◆ Aim:
Exact repetition of every entry is required.

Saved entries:
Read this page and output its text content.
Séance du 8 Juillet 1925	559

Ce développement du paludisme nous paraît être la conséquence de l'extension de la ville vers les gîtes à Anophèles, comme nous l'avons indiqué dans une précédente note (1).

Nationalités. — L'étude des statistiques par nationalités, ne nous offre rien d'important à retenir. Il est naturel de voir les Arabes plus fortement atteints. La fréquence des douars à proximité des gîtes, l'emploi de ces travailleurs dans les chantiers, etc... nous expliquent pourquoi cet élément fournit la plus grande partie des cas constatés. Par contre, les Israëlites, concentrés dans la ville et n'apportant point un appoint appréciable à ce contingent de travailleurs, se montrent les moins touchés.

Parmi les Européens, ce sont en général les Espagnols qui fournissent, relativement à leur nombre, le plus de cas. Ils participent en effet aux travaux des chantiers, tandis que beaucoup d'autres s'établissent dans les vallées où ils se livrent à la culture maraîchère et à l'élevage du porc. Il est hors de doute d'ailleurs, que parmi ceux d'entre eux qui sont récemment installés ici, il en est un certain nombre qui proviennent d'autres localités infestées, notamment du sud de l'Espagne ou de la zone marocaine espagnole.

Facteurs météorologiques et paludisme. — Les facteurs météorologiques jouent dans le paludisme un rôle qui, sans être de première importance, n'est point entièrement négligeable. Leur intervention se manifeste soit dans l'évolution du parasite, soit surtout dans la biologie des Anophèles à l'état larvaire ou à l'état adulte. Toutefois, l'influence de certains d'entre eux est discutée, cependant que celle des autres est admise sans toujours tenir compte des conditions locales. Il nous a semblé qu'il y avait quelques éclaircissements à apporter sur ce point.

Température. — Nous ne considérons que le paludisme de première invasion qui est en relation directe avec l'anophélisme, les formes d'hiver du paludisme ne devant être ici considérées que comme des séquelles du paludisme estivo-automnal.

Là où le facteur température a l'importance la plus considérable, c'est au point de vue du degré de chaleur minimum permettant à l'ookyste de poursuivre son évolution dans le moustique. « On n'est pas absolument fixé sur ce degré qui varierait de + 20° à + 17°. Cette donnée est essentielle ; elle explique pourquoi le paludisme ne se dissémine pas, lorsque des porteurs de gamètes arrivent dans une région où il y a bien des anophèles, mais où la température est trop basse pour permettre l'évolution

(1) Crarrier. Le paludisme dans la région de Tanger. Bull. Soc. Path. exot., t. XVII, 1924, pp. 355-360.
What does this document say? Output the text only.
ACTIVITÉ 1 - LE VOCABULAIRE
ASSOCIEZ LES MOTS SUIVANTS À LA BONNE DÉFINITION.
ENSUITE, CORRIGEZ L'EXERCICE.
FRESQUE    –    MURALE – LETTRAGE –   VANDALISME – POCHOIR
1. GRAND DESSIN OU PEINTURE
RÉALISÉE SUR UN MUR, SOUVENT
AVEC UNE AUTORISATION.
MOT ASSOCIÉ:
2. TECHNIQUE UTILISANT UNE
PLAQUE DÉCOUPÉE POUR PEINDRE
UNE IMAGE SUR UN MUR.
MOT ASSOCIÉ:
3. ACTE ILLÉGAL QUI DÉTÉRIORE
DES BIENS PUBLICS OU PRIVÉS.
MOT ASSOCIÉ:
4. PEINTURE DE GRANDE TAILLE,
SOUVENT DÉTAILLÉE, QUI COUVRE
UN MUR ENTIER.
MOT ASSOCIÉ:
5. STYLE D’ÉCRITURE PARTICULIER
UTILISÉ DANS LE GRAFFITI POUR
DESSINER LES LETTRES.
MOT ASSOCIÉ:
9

◆ Result:
Read this page and output its text content.
Séance du 8 Juillet 1925	559

Ce développement du paludisme nous paraît être la conséquence de l'extension de la ville vers les gîtes à Anophèles, comme nous l'avons indiqué dans une précédente note (1).

Nationalités. — L'étude des statistiques par nationalités, ne nous offre rien d'important à retenir. Il est naturel de voir les Arabes plus fortement atteints. La fréquence des douars à proximité des gîtes, l'emploi de ces travailleurs dans les chantiers, etc... nous expliquent pourquoi cet élément fournit la plus grande partie des cas constatés. Par contre, les Israëlites, concentrés dans la ville et n'apportant point un appoint appréciable à ce contingent de travailleurs, se montrent les moins touchés.

Parmi les Européens, ce sont en général les Espagnols qui fournissent, relativement à leur nombre, le plus de cas. Ils participent en effet aux travaux des chantiers, tandis que beaucoup d'autres s'établissent dans les vallées où ils se livrent à la culture maraîchère et à l'élevage du porc. Il est hors de doute d'ailleurs, que parmi ceux d'entre eux qui sont récemment installés ici, il en est un certain nombre qui proviennent d'autres localités infestées, notamment du sud de l'Espagne ou de la zone marocaine espagnole.

Facteurs météorologiques et paludisme. — Les facteurs météorologiques jouent dans le paludisme un rôle qui, sans être de première importance, n'est point entièrement négligeable. Leur intervention se manifeste soit dans l'évolution du parasite, soit surtout dans la biologie des Anophèles à l'état larvaire ou à l'état adulte. Toutefois, l'influence de certains d'entre eux est discutée, cependant que celle des autres est admise sans toujours tenir compte des conditions locales. Il nous a semblé qu'il y avait quelques éclaircissements à apporter sur ce point.

Température. — Nous ne considérons que le paludisme de première invasion qui est en relation directe avec l'anophélisme, les formes d'hiver du paludisme ne devant être ici considérées que comme des séquelles du paludisme estivo-automnal.

Là où le facteur température a l'importance la plus considérable, c'est au point de vue du degré de chaleur minimum permettant à l'ookyste de poursuivre son évolution dans le moustique. « On n'est pas absolument fixé sur ce degré qui varierait de + 20° à + 17°. Cette donnée est essentielle ; elle explique pourquoi le paludisme ne se dissémine pas, lorsque des porteurs de gamètes arrivent dans une région où il y a bien des anophèles, mais où la température est trop basse pour permettre l'évolution

(1) Crarrier. Le paludisme dans la région de Tanger. Bull. Soc. Path. exot., t. XVII, 1924, pp. 355-360.
What does this document say? Output the text only.
ACTIVITÉ 1 - LE VOCABULAIRE
ASSOCIEZ LES MOTS SUIVANTS À LA BONNE DÉFINITION.
ENSUITE, CORRIGEZ L'EXERCICE.
FRESQUE    –    MURALE – LETTRAGE –   VANDALISME – POCHOIR
1. GRAND DESSIN OU PEINTURE
RÉALISÉE SUR UN MUR, SOUVENT
AVEC UNE AUTORISATION.
MOT ASSOCIÉ:
2. TECHNIQUE UTILISANT UNE
PLAQUE DÉCOUPÉE POUR PEINDRE
UNE IMAGE SUR UN MUR.
MOT ASSOCIÉ:
3. ACTE ILLÉGAL QUI DÉTÉRIORE
DES BIENS PUBLICS OU PRIVÉS.
MOT ASSOCIÉ:
4. PEINTURE DE GRANDE TAILLE,
SOUVENT DÉTAILLÉE, QUI COUVRE
UN MUR ENTIER.
MOT ASSOCIÉ:
5. STYLE D’ÉCRITURE PARTICULIER
UTILISÉ DANS LE GRAFFITI POUR
DESSINER LES LETTRES.
MOT ASSOCIÉ:
9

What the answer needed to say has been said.